| Problem requirements |
Each line that includes the word "text" counts once; give the total and nothing more.

| Record set |
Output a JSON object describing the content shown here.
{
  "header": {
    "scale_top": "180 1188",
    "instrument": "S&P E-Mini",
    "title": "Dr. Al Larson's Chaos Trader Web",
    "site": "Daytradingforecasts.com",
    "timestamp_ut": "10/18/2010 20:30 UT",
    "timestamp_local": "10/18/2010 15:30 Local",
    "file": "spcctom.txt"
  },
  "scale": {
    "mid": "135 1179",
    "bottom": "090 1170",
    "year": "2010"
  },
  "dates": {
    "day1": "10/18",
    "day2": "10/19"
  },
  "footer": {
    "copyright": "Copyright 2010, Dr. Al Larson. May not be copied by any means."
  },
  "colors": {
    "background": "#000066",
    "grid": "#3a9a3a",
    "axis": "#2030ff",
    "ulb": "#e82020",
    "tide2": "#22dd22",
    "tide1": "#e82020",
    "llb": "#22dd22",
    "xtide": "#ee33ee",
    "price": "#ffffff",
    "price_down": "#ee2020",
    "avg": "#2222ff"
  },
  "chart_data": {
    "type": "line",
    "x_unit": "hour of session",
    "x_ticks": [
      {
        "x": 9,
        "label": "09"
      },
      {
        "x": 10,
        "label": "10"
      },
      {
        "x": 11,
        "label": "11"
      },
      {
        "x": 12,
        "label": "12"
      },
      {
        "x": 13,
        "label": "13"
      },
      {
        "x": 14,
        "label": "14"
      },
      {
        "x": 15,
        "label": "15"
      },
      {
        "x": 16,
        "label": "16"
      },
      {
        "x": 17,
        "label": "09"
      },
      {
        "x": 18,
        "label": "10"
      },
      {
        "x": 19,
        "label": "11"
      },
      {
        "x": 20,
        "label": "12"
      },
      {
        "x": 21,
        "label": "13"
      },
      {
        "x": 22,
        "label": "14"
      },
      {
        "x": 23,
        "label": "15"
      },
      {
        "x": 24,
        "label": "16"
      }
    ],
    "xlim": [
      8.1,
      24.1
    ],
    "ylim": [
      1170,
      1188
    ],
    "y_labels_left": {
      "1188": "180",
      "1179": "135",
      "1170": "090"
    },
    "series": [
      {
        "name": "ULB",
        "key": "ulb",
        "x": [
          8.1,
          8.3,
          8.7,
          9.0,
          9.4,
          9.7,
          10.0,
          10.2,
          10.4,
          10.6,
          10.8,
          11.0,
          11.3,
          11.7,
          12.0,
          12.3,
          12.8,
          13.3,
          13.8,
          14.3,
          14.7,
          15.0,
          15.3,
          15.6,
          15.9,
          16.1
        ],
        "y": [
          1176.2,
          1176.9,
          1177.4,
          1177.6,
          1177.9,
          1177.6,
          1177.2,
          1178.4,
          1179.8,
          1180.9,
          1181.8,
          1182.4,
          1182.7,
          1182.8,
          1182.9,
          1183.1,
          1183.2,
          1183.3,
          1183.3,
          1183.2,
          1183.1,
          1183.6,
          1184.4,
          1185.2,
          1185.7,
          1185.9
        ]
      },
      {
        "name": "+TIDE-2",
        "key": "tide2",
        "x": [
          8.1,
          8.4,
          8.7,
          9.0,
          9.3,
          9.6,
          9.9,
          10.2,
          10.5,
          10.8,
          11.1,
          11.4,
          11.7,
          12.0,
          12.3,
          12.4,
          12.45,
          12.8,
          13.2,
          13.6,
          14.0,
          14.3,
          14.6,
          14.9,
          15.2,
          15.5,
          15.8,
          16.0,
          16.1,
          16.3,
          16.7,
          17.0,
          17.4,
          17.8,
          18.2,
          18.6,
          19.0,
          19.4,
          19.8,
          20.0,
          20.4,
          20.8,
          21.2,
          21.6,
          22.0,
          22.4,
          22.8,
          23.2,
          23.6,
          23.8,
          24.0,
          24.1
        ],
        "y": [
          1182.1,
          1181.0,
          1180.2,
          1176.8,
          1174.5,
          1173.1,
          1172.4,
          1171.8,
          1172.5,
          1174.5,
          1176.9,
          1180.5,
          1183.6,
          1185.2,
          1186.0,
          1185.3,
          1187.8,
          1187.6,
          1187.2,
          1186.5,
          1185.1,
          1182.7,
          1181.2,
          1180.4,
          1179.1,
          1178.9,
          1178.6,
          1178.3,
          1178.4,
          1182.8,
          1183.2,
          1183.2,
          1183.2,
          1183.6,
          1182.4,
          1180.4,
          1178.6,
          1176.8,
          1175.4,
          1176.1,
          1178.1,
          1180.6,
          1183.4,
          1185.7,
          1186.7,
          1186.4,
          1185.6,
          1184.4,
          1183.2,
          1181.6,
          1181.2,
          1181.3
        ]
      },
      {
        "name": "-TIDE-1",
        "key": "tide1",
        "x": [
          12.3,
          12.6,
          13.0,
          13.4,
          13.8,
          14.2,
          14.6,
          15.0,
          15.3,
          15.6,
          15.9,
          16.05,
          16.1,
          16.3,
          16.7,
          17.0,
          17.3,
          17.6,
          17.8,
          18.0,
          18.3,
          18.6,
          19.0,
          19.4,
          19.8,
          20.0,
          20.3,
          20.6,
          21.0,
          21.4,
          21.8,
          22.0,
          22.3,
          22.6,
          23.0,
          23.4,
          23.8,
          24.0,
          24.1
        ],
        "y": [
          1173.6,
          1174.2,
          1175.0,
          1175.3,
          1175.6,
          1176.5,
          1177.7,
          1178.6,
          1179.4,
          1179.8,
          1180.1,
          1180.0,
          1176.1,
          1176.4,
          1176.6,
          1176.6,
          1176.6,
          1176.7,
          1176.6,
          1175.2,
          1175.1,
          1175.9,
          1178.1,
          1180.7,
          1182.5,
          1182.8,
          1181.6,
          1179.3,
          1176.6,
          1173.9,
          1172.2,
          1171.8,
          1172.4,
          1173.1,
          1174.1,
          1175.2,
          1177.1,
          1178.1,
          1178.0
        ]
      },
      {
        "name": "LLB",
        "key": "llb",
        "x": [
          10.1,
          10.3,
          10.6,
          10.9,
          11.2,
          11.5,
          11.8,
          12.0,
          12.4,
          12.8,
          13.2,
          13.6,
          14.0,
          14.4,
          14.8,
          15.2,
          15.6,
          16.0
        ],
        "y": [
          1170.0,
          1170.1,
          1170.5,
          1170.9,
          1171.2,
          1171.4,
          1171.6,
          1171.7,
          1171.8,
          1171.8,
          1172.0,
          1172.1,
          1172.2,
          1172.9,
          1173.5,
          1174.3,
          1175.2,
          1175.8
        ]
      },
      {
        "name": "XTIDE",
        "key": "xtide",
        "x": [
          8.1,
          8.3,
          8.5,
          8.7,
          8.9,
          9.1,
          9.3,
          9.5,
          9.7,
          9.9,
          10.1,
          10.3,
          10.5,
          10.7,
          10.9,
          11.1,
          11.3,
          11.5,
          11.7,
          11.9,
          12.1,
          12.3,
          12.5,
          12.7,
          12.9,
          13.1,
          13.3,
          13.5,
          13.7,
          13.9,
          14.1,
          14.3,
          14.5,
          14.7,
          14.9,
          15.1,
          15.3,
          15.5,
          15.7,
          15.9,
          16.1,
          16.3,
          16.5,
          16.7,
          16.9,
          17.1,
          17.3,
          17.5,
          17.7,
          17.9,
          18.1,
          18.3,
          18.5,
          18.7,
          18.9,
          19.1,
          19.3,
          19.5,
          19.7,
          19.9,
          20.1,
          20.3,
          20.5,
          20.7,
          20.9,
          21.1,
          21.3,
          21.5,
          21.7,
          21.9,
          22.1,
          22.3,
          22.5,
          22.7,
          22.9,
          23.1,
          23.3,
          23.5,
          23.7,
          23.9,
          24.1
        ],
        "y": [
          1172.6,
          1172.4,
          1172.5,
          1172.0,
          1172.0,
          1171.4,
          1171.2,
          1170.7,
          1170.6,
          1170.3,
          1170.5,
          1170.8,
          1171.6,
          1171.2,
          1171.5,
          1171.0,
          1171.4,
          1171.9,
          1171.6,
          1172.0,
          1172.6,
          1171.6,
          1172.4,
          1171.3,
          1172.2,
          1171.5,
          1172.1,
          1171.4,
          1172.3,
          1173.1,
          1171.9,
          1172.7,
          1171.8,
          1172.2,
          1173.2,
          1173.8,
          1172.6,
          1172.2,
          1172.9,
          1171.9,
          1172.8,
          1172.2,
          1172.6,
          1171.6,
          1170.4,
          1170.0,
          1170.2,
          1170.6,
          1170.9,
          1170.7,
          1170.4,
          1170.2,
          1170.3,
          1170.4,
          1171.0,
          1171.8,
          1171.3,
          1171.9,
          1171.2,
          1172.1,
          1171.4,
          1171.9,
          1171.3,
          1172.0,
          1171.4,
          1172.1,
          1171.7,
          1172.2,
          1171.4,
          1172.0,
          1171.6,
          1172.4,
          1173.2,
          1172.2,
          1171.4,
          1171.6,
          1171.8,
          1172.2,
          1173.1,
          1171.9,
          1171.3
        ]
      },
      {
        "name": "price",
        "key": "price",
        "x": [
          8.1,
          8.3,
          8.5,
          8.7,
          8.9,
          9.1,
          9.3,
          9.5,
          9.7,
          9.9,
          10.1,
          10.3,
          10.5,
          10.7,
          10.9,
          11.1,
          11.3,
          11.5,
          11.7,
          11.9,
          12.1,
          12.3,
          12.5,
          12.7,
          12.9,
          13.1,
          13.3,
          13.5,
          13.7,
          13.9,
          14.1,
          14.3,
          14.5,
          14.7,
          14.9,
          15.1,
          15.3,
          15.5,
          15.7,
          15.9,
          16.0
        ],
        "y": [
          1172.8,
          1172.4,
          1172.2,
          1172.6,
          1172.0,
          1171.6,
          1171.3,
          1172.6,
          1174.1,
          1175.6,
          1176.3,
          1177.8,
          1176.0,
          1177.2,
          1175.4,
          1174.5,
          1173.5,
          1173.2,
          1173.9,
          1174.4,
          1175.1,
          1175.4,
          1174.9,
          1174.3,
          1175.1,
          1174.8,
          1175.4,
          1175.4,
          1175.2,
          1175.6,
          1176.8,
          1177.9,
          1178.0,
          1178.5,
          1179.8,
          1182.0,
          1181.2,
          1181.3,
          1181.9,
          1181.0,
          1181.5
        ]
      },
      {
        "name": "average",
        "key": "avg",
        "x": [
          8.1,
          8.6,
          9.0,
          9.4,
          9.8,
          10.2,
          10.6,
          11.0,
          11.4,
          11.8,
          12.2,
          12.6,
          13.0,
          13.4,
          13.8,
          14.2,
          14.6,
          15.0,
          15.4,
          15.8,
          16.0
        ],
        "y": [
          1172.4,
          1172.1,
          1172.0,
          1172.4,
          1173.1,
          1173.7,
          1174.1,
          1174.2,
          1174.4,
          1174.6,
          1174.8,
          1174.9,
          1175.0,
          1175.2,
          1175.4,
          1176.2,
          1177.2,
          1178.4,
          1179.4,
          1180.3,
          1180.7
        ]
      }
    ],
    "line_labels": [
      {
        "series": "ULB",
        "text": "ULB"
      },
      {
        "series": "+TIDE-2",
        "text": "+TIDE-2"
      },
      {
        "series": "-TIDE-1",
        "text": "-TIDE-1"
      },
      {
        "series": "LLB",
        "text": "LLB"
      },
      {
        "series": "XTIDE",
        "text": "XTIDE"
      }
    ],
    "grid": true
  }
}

| Reply to the exercise |
5